Spatial layout entries:
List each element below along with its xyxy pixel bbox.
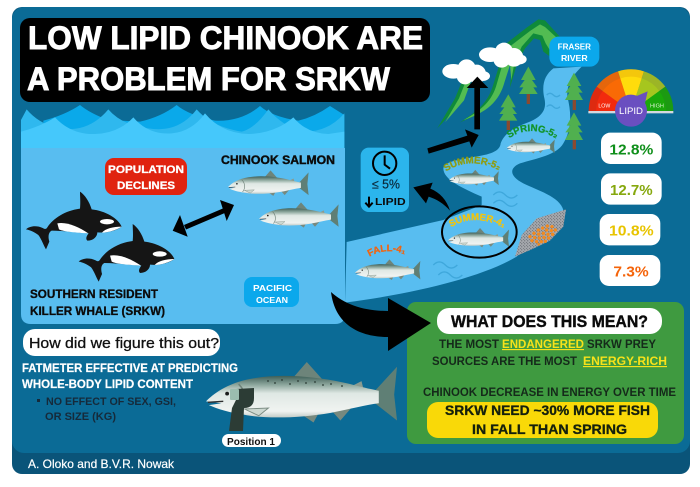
icon: tree 3 [565,73,583,110]
how did we figure this out heading [23,329,220,356]
icon: gravel bed with eggs [515,209,566,257]
position 1 label: Position 1 [227,436,275,448]
panel: what does this mean: CHINOOK DECREASE IN ENERGY OVER TIME [423,387,676,399]
icon: clock [373,152,396,175]
river stock: summer-5: SUMMER-5₂ [444,156,500,171]
panel: Pacific Ocean water with waves [21,105,345,324]
icon: tree 1 [519,67,538,104]
fatmeter text block: FATMETER EFFECTIVE AT PREDICTING [22,363,238,375]
population declines label: DECLINES [117,180,175,192]
icon: chinook salmon 2 [259,202,339,228]
icon: fatmeter device [229,388,254,431]
arrow: upstream migration [427,129,479,154]
river stock: summer-5 [444,156,500,186]
pacific ocean label [244,277,299,307]
fraser river label: FRASER [558,42,591,51]
arrow: curved to time box [413,183,450,211]
southern resident killer whale label [30,289,165,318]
time and lipid decline box: ≤ 5% [372,178,400,192]
arrow: up to the headwaters [467,77,488,129]
river stock: summer-4 circled [441,205,518,259]
panel: what does this mean: IN FALL THAN SPRING [472,422,627,437]
title: A PROBLEM FOR SRKW [27,61,390,97]
lipid value: summer-4: 10.8% [609,223,654,240]
lipid value: spring: 12.8% [609,141,653,158]
river stock: spring-5 [506,124,558,154]
population declines label [105,158,187,195]
title: LOW LIPID CHINOOK ARE [28,20,423,56]
panel: what does this mean [407,302,684,444]
panel: what does this mean: SOURCES ARE THE MOST [432,356,577,368]
icon: chinook salmon 1 [228,170,309,196]
icon: tree 4 [565,112,583,149]
fatmeter text block: OR SIZE (KG) [45,411,116,423]
icon: large salmon with fatmeter [206,362,397,431]
river stock: fall-4: FALL-4₁ [366,244,405,256]
southern resident killer whale label: SOUTHERN RESIDENT [30,289,158,301]
pacific ocean label: PACIFIC [253,283,292,293]
pacific ocean label: OCEAN [256,295,288,305]
population declines label: POPULATION [108,164,184,176]
river [345,67,582,303]
fatmeter text block: WHOLE-BODY LIPID CONTENT [22,379,193,391]
lipid value: summer-5: 12.7% [610,182,653,199]
lipid gauge: HIGH [650,104,664,110]
fatmeter text block [22,363,238,423]
title [20,18,430,102]
icon: killer whale 1 [26,192,122,249]
river stock: summer-4 circled: SUMMER-4₁ [448,213,504,228]
icon: tree 2 [499,94,517,130]
lipid gauge: LOW [598,104,611,110]
mountain [437,19,561,128]
southern resident killer whale label: KILLER WHALE (SRKW) [30,306,165,318]
river stock: spring-5: SPRING-5₂ [506,124,558,138]
panel: what does this mean: SRKW PREY [587,339,656,351]
lipid value: summer-5 [601,173,662,205]
panel: what does this mean: THE MOST [439,339,499,351]
lipid gauge [588,69,673,127]
lipid value: summer-4 [600,214,660,245]
arrow: large curved arrow to conclusions [331,292,431,351]
river ripples [433,93,560,278]
icon: cloud 2 [479,43,527,68]
chinook salmon heading: CHINOOK SALMON [221,153,335,167]
time and lipid decline box [361,148,409,212]
time and lipid decline box: LIPID [375,197,406,208]
icon: cloud 1 [442,59,490,84]
panel: what does this mean: WHAT DOES THIS MEAN? [451,313,648,331]
fatmeter text block: NO EFFECT OF SEX, GSI, [46,396,176,408]
arrow: whale and salmon interaction [173,200,234,237]
lipid value: fall: 7.3% [613,263,649,280]
lipid value: spring [601,133,662,164]
panel: what does this mean: ENERGY-RICH [583,356,667,368]
fraser river label: RIVER [561,54,588,63]
fraser river label [549,37,599,67]
lipid value: fall [600,255,660,286]
panel: what does this mean: ENDANGERED [502,339,584,351]
author credit footer: A. Oloko and B.V.R. Nowak [28,457,175,471]
panel: what does this mean: SRKW NEED ~30% MORE FISH [445,403,650,418]
lipid gauge: LIPID [619,106,643,116]
river stock: fall-4 [355,244,420,280]
how did we figure this out heading: How did we figure this out? [29,336,219,352]
icon: killer whale 2 [79,224,174,282]
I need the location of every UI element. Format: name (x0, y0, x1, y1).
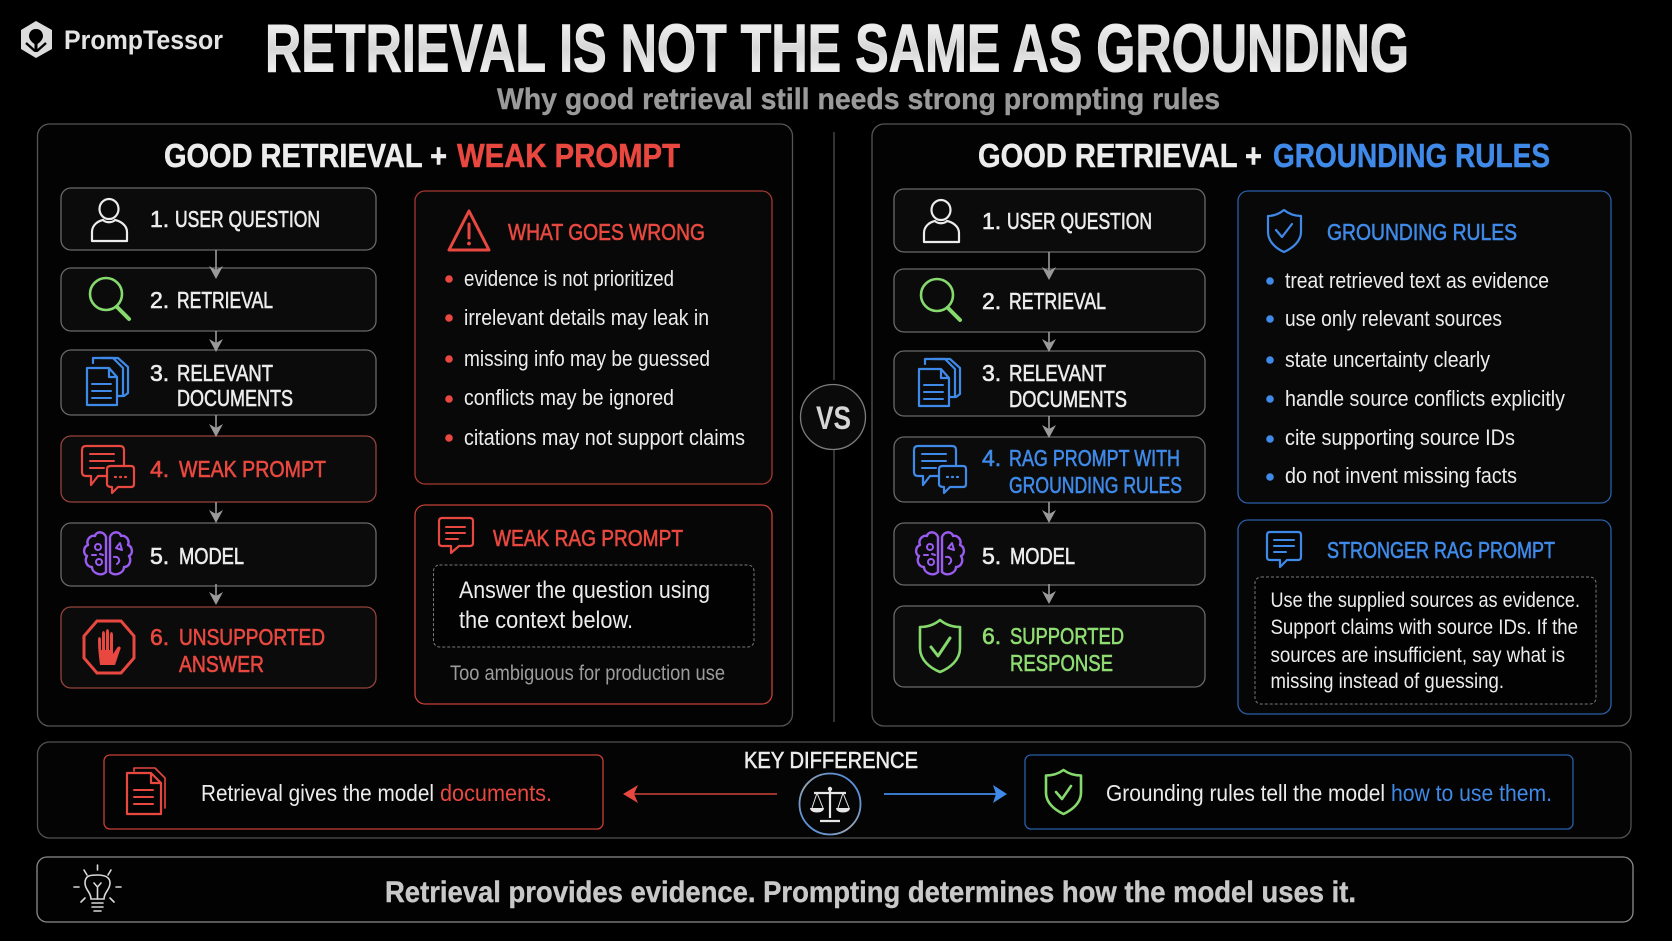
caption: Too ambiguous for production use (450, 662, 725, 685)
panel: grounding rules (872, 124, 1631, 726)
icon: document (127, 768, 165, 814)
icon: speech bubble (439, 518, 473, 553)
step 3: relevant documents: DOCUMENTS (177, 385, 293, 411)
icon: chat bubbles (82, 446, 134, 493)
bullet list: rules (1266, 268, 1565, 488)
card: grounding rules (1238, 191, 1611, 503)
step 4: weak prompt (61, 436, 376, 502)
bullet list: problems (445, 266, 745, 450)
bullet list: problems: missing info may be guessed (464, 346, 710, 371)
icon: warning triangle (449, 211, 489, 250)
icon: green shield (1046, 770, 1081, 814)
step 1: user question: 1. (150, 206, 169, 232)
step 3: relevant documents: 3. (982, 360, 1001, 386)
step 4: rag prompt with grounding rules: GROUNDING RULES (1009, 472, 1182, 498)
logo wordmark: PrompTessor (64, 25, 223, 55)
card: stronger rag prompt (1238, 520, 1611, 714)
icon: search (90, 278, 129, 319)
card: weak rag prompt (415, 505, 772, 704)
step 1: user question: USER QUESTION (175, 206, 320, 232)
bullet list: rules: do not invent missing facts (1285, 463, 1517, 488)
divider and vs badge: VS (816, 400, 851, 436)
arrow (1042, 584, 1056, 604)
step 2: retrieval: RETRIEVAL (177, 287, 273, 313)
step 2: retrieval: 2. (150, 287, 169, 313)
bullet list: rules: handle source conflicts explicitly (1285, 386, 1565, 411)
prompt text box (434, 565, 754, 647)
prompt text box: missing instead of guessing. (1270, 670, 1504, 693)
callout: retrieval: documents. (440, 780, 552, 806)
arrow (209, 331, 223, 352)
step 4: weak prompt: WEAK PROMPT (179, 456, 326, 482)
card: stronger rag prompt: STRONGER RAG PROMPT (1327, 537, 1555, 563)
step 6: unsupported answer: ANSWER (179, 651, 264, 677)
bullet list: rules: treat retrieved text as evidence (1285, 268, 1549, 293)
step 5: model: MODEL (1010, 543, 1075, 569)
icon: blue shield (1268, 210, 1301, 252)
step 3: relevant documents (61, 350, 376, 415)
logo (21, 21, 223, 58)
arrow (209, 584, 223, 605)
card: what goes wrong: WHAT GOES WRONG (508, 219, 705, 245)
callout: retrieval (104, 755, 603, 829)
icon: search (921, 279, 960, 320)
heading: key difference: KEY DIFFERENCE (744, 747, 918, 773)
icon: stop hand (84, 621, 134, 673)
step 5: model (894, 523, 1205, 585)
step 6: supported response (894, 606, 1205, 687)
card: what goes wrong (415, 191, 772, 484)
prompt text box: Answer the question using (459, 577, 710, 604)
heading: weak prompt: WEAK PROMPT (457, 137, 680, 174)
arrow (1042, 332, 1056, 352)
bullet list: problems: evidence is not prioritized (464, 266, 674, 291)
arrow (1042, 416, 1056, 438)
prompt text box (1255, 577, 1596, 704)
step 2: retrieval (61, 268, 376, 331)
arrow: to retrieval (623, 785, 777, 803)
step 6: supported response: RESPONSE (1010, 650, 1113, 676)
callout: grounding (1025, 755, 1573, 829)
icon: green shield (920, 620, 960, 672)
panel: weak prompt (38, 124, 792, 726)
step 4: rag prompt with grounding rules: 4. (982, 445, 1001, 471)
step 2: retrieval (894, 269, 1205, 332)
step 1: user question (894, 189, 1205, 252)
bullet list: rules: cite supporting source IDs (1285, 425, 1515, 450)
step 6: unsupported answer (61, 607, 376, 688)
heading: weak prompt: GOOD RETRIEVAL + (164, 137, 447, 174)
step 6: supported response: 6. (982, 623, 1001, 649)
step 3: relevant documents: RELEVANT (177, 360, 273, 386)
step 3: relevant documents (894, 351, 1205, 416)
step 4: rag prompt with grounding rules: RAG PROMPT WITH (1009, 445, 1180, 471)
prompt text box: sources are insufficient, say what is (1270, 644, 1565, 667)
card: grounding rules: GROUNDING RULES (1327, 219, 1517, 245)
step 3: relevant documents: 3. (150, 360, 169, 386)
icon: user (92, 199, 127, 241)
icon: balance scale (800, 774, 860, 834)
icon: user (924, 200, 959, 242)
prompt text box: Support claims with source IDs. If the (1270, 616, 1578, 639)
panel: key difference (38, 742, 1631, 838)
step 4: rag prompt with grounding rules (894, 437, 1205, 502)
step 1: user question: 1. (982, 208, 1001, 234)
callout: grounding: Grounding rules tell the model (1106, 780, 1385, 806)
arrow (209, 250, 223, 279)
prompt text box: the context below. (459, 607, 633, 634)
step 2: retrieval: RETRIEVAL (1009, 288, 1106, 314)
icon: logo hexagon (21, 21, 52, 58)
step 1: user question: USER QUESTION (1007, 208, 1152, 234)
arrow (1042, 502, 1056, 523)
icon: brain (916, 532, 964, 574)
step 6: supported response: SUPPORTED (1010, 623, 1124, 649)
bullet list: rules: state uncertainty clearly (1285, 347, 1490, 372)
heading: grounding rules (978, 137, 1550, 174)
step 5: model: MODEL (179, 543, 244, 569)
prompt text box: Use the supplied sources as evidence. (1270, 589, 1580, 612)
arrow (209, 415, 223, 437)
step 3: relevant documents: RELEVANT (1009, 360, 1106, 386)
bullet list: problems: conflicts may be ignored (464, 385, 674, 410)
takeaway text: Retrieval provides evidence. Prompting determines how the model uses it. (385, 876, 1356, 909)
step 5: model: 5. (150, 543, 169, 569)
divider and vs badge (800, 132, 866, 722)
step 4: weak prompt: 4. (150, 456, 169, 482)
heading: weak prompt (164, 137, 680, 174)
icon: speech bubble (1267, 532, 1301, 567)
callout: grounding: how to use them. (1391, 780, 1552, 806)
arrow: to grounding (884, 785, 1007, 803)
subtitle: Why good retrieval still needs strong prompting rules (497, 83, 1220, 116)
step 3: relevant documents: DOCUMENTS (1009, 386, 1127, 412)
bullet list: problems: irrelevant details may leak in (464, 305, 709, 330)
bullet list: problems: citations may not support claims (464, 425, 745, 450)
step 1: user question (61, 188, 376, 250)
arrow (209, 502, 223, 523)
step 2: retrieval: 2. (982, 288, 1001, 314)
bullet list: rules: use only relevant sources (1285, 306, 1502, 331)
heading: grounding rules: GOOD RETRIEVAL + (978, 137, 1262, 174)
icon: chat bubbles (914, 446, 966, 493)
card: weak rag prompt: WEAK RAG PROMPT (493, 525, 683, 551)
heading: grounding rules: GROUNDING RULES (1273, 137, 1550, 174)
step 6: unsupported answer: 6. (150, 624, 169, 650)
icon: light bulb (74, 865, 121, 911)
step 6: unsupported answer: UNSUPPORTED (179, 624, 325, 650)
step 5: model (61, 523, 376, 586)
callout: retrieval: Retrieval gives the model (201, 780, 434, 806)
step 5: model: 5. (982, 543, 1001, 569)
icon: brain (84, 532, 132, 574)
icon: documents (87, 358, 128, 405)
icon: documents (919, 359, 960, 406)
panel: takeaway (37, 857, 1633, 922)
arrow (1042, 252, 1056, 280)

### EXERCISE DETAILS
Copy out every line from the entries above, starting at the line that contains "caption: Too ambiguous" and ending at the line that contains "bullet list: problems (445, 266, 745, 450)".

### CORRECT ANSWER
caption: Too ambiguous for production use (450, 662, 725, 685)
panel: grounding rules (872, 124, 1631, 726)
icon: document (127, 768, 165, 814)
icon: speech bubble (439, 518, 473, 553)
step 3: relevant documents: DOCUMENTS (177, 385, 293, 411)
icon: chat bubbles (82, 446, 134, 493)
bullet list: rules (1266, 268, 1565, 488)
card: grounding rules (1238, 191, 1611, 503)
step 4: weak prompt (61, 436, 376, 502)
bullet list: problems (445, 266, 745, 450)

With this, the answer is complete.